DOCUMENT PASSAGE:
Scientific classification
- Kingdom: Plantae
- Clade: Tracheophytes
- Clade: Angiosperms
- Clade: Eudicots
- Clade: Rosids
- Order: Fabales
- Family: Fabaceae
- Subfamily: Faboideae
- Genus: Hoita
- Species: H. strobilina
- Binomial name: Hoita strobilina (Hook. & Arn.) Rydb.
- Synonyms: Psoralea strobilina

= Hoita strobilina =

- Authority: (Hook. & Arn.) Rydb.
- Conservation status: G2
- Synonyms: Psoralea strobilina

Species of legume

Hoita strobilina is a rare species of legume known by the common name Loma Prieta leatherroot, or Loma Prieta hoita. It is endemic to California, where it is known from occasional occurrences in the San Francisco Bay Area. It grows in chaparral and woodland habitats in the local mountains, often on serpentine soil. This is a perennial herb growing erect, approaching a meter in maximum height. The large leaves are divided into three leaflets each up to 8 centimeters long and lance-shaped to nearly round. The herbage is generally glandular and hairy. The inflorescence is a raceme up to 13 centimeters long containing many pealike flowers. Each flower is purple, sometimes with white parts, and one to two centimeters long. The fruit is a dark brown or black, hairy, veiny legume pod.

MATERIAL SUPPLIED:
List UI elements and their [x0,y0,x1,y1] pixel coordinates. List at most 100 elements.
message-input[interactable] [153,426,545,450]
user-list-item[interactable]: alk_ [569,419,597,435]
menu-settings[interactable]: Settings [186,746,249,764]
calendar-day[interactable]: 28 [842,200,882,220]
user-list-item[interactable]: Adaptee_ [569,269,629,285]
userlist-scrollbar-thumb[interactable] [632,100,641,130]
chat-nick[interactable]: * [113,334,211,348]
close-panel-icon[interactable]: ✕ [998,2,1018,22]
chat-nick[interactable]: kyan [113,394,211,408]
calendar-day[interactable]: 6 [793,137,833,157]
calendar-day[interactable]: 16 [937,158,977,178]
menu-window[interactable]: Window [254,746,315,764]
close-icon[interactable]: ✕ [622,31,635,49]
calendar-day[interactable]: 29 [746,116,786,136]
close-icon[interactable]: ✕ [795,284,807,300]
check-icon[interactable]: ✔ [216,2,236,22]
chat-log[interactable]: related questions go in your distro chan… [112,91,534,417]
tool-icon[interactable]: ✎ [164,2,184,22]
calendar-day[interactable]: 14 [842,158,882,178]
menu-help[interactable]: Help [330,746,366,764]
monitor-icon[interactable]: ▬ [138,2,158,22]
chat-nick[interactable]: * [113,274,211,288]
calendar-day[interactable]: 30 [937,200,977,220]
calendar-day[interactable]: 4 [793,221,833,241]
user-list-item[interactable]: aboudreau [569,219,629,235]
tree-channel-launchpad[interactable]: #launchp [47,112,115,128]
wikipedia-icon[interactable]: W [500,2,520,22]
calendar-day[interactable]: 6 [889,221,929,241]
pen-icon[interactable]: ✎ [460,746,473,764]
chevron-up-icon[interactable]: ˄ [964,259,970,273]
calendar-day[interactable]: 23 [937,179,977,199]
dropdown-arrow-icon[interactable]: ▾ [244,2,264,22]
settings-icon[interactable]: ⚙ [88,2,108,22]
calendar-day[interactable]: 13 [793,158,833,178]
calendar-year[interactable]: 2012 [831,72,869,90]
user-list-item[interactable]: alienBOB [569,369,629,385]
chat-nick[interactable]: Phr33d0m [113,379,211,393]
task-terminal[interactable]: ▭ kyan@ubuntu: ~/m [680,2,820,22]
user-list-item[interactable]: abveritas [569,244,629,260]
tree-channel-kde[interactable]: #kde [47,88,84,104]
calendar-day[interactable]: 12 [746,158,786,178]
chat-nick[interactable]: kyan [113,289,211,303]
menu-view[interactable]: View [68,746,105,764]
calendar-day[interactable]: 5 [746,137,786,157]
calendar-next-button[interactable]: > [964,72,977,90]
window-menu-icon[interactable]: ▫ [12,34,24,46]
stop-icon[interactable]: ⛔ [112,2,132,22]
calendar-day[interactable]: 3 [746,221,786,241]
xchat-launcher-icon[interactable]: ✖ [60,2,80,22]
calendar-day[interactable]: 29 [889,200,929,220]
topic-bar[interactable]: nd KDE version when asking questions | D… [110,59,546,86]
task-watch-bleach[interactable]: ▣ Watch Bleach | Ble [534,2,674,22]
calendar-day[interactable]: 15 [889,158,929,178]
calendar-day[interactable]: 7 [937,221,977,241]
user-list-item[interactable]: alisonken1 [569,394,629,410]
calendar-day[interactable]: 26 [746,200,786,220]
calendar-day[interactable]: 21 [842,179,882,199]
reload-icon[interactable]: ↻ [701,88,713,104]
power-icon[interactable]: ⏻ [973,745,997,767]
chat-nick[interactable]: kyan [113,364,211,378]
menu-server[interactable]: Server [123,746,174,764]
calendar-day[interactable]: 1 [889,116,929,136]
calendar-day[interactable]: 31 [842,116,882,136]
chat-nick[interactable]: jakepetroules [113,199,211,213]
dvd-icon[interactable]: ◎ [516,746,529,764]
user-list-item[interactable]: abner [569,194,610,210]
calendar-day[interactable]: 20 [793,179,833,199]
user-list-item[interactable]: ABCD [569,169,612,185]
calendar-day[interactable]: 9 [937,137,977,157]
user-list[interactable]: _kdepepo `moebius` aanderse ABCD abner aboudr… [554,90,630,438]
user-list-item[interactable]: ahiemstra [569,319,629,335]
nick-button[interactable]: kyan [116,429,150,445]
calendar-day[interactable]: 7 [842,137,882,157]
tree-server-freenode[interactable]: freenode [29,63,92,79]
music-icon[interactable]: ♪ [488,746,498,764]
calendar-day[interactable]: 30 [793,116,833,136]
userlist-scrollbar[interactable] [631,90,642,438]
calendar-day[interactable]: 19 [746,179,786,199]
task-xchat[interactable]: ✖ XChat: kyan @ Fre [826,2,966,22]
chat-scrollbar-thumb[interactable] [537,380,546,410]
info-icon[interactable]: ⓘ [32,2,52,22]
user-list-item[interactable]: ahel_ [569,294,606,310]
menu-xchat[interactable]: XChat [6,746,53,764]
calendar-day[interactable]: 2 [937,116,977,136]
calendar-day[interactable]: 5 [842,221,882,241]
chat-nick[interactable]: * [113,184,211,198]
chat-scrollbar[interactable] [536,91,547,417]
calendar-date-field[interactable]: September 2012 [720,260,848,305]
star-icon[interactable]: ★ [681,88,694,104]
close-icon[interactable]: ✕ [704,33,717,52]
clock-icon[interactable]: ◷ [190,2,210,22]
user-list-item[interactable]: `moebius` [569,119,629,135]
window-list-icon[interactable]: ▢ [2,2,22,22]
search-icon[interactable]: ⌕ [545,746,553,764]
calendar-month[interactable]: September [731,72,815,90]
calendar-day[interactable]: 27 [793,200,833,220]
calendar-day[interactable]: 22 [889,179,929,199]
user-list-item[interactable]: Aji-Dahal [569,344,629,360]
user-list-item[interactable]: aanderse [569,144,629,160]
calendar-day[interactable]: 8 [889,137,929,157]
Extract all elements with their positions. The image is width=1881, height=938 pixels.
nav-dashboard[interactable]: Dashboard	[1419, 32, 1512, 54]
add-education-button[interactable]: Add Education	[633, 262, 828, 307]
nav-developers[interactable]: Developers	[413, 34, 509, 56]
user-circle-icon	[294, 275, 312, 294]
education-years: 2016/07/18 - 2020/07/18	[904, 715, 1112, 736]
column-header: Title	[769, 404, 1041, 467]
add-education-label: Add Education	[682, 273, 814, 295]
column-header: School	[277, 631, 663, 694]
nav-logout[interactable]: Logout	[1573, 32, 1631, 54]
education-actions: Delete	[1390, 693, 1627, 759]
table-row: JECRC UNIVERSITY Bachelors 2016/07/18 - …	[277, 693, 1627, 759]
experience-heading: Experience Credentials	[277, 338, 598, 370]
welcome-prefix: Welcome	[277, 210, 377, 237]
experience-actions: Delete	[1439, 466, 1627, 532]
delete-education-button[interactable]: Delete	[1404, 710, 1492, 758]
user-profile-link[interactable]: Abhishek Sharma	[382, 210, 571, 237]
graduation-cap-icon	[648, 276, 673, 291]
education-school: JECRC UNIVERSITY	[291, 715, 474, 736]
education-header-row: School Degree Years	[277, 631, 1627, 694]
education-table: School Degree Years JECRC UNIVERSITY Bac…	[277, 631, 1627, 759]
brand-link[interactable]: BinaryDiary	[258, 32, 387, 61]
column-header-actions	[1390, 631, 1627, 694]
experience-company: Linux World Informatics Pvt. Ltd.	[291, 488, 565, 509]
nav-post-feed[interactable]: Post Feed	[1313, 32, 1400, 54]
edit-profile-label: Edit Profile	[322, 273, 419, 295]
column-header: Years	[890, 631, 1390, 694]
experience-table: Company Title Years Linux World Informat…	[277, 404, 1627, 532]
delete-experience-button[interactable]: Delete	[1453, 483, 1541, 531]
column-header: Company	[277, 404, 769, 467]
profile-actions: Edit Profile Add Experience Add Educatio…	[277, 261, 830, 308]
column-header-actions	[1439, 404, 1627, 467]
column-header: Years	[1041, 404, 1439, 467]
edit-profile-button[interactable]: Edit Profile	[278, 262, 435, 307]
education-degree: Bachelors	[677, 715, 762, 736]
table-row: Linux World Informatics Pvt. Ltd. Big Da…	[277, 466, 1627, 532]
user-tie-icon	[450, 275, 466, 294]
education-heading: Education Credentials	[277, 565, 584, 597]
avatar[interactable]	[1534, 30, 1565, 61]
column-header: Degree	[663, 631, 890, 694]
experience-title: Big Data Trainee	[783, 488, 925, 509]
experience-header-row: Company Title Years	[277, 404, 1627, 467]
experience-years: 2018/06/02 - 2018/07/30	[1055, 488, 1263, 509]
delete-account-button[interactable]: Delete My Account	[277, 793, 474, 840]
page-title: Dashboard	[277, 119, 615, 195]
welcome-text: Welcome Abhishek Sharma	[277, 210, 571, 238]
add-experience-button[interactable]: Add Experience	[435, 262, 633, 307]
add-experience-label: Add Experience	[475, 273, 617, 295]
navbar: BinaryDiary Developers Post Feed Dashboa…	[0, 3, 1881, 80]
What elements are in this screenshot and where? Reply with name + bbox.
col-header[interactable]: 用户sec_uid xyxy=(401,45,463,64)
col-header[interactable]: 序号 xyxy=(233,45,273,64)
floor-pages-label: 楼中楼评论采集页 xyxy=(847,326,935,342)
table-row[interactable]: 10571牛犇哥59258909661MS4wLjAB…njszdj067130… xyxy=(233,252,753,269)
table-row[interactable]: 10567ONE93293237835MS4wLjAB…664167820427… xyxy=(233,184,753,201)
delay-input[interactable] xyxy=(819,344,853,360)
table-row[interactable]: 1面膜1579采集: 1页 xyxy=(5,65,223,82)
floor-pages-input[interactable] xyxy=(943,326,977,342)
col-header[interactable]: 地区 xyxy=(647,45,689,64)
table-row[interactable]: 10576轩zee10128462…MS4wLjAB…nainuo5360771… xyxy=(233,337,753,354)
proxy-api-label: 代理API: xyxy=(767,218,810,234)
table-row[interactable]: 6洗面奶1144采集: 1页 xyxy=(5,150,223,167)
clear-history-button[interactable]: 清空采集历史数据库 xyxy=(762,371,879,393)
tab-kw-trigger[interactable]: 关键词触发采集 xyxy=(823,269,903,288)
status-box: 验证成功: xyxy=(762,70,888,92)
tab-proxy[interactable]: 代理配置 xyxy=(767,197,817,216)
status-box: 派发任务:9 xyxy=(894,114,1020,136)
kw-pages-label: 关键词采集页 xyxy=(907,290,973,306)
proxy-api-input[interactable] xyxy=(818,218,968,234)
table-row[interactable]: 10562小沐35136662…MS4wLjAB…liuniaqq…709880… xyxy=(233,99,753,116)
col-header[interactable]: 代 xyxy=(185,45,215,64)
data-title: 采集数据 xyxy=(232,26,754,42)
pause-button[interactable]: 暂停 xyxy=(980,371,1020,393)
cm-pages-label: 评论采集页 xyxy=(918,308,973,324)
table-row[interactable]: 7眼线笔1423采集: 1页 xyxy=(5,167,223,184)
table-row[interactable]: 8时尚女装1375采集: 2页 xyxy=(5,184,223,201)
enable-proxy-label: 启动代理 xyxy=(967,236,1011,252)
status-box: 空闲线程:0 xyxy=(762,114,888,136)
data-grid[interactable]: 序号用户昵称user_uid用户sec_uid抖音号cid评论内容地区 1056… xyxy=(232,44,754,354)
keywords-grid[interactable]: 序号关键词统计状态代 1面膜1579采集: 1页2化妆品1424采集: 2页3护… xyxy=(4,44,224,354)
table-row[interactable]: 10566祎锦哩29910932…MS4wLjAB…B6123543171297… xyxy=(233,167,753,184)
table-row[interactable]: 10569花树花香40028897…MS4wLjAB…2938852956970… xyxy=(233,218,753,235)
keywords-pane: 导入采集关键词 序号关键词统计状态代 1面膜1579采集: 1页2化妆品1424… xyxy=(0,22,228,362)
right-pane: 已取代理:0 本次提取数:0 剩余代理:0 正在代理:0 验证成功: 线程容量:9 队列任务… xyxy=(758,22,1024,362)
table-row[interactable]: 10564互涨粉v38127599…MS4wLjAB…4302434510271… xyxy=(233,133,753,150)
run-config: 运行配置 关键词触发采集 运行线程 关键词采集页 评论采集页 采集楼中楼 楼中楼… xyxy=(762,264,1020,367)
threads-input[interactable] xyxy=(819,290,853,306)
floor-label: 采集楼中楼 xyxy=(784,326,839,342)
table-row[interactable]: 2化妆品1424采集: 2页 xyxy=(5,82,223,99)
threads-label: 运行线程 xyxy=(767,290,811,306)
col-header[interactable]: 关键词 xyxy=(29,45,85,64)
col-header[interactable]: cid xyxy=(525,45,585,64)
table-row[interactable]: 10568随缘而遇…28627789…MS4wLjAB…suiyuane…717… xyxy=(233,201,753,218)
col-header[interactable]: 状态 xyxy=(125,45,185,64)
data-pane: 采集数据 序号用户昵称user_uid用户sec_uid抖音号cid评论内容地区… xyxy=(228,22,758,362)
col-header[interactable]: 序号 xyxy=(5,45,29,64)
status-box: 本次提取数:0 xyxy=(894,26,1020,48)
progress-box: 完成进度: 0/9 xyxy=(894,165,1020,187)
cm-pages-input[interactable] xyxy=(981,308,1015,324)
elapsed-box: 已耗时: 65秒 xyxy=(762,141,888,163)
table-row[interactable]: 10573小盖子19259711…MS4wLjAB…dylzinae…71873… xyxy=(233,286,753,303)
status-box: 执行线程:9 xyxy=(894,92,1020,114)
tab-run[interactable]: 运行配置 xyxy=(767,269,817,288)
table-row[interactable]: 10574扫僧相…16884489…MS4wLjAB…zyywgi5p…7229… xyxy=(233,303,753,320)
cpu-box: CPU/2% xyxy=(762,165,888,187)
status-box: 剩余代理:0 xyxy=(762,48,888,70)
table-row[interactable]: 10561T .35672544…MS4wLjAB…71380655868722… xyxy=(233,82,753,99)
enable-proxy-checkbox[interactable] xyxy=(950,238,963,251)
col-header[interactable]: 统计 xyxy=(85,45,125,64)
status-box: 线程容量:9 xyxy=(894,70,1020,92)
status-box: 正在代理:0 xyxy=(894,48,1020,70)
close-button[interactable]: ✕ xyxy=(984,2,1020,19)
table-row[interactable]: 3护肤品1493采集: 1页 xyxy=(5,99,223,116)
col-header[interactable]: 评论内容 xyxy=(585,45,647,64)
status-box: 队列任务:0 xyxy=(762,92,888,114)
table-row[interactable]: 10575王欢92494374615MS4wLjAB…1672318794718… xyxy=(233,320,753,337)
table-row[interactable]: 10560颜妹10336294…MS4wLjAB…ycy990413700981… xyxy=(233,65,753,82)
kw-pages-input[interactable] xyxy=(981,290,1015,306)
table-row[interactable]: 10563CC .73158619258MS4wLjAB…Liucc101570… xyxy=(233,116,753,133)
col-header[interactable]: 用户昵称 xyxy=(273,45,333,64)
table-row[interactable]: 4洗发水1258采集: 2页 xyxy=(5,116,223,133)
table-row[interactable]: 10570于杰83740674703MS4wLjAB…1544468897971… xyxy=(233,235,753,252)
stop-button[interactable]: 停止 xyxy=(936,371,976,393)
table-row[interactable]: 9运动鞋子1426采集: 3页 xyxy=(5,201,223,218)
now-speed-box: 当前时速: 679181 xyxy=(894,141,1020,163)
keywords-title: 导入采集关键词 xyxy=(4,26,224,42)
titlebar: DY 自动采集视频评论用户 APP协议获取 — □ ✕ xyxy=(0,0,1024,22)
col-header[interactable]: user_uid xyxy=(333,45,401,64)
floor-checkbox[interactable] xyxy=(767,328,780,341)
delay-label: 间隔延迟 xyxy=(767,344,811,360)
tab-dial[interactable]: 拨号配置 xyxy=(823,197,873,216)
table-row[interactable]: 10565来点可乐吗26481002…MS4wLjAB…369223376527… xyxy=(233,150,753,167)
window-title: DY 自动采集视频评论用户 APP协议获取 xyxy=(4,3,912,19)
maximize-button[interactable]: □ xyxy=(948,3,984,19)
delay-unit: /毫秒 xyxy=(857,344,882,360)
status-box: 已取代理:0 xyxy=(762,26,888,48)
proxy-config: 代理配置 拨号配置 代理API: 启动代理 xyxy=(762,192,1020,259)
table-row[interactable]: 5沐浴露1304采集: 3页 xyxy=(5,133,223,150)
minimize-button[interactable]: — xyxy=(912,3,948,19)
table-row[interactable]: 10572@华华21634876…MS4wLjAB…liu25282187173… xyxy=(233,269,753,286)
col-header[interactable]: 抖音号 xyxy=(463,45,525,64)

HOW TO COMPLETE THIS TASK: Print the full Hoita strobilina entry again, unchanged and word for word. The material comes from a separate source unrelated to the Hoita strobilina entry.

FINISHED EXERCISE:
Scientific classification
- Kingdom: Plantae
- Clade: Tracheophytes
- Clade: Angiosperms
- Clade: Eudicots
- Clade: Rosids
- Order: Fabales
- Family: Fabaceae
- Subfamily: Faboideae
- Genus: Hoita
- Species: H. strobilina
- Binomial name: Hoita strobilina (Hook. & Arn.) Rydb.
- Synonyms: Psoralea strobilina

= Hoita strobilina =

- Authority: (Hook. & Arn.) Rydb.
- Conservation status: G2
- Synonyms: Psoralea strobilina

Species of legume

Hoita strobilina is a rare species of legume known by the common name Loma Prieta leatherroot, or Loma Prieta hoita. It is endemic to California, where it is known from occasional occurrences in the San Francisco Bay Area. It grows in chaparral and woodland habitats in the local mountains, often on serpentine soil. This is a perennial herb growing erect, approaching a meter in maximum height. The large leaves are divided into three leaflets each up to 8 centimeters long and lance-shaped to nearly round. The herbage is generally glandular and hairy. The inflorescence is a raceme up to 13 centimeters long containing many pealike flowers. Each flower is purple, sometimes with white parts, and one to two centimeters long. The fruit is a dark brown or black, hairy, veiny legume pod.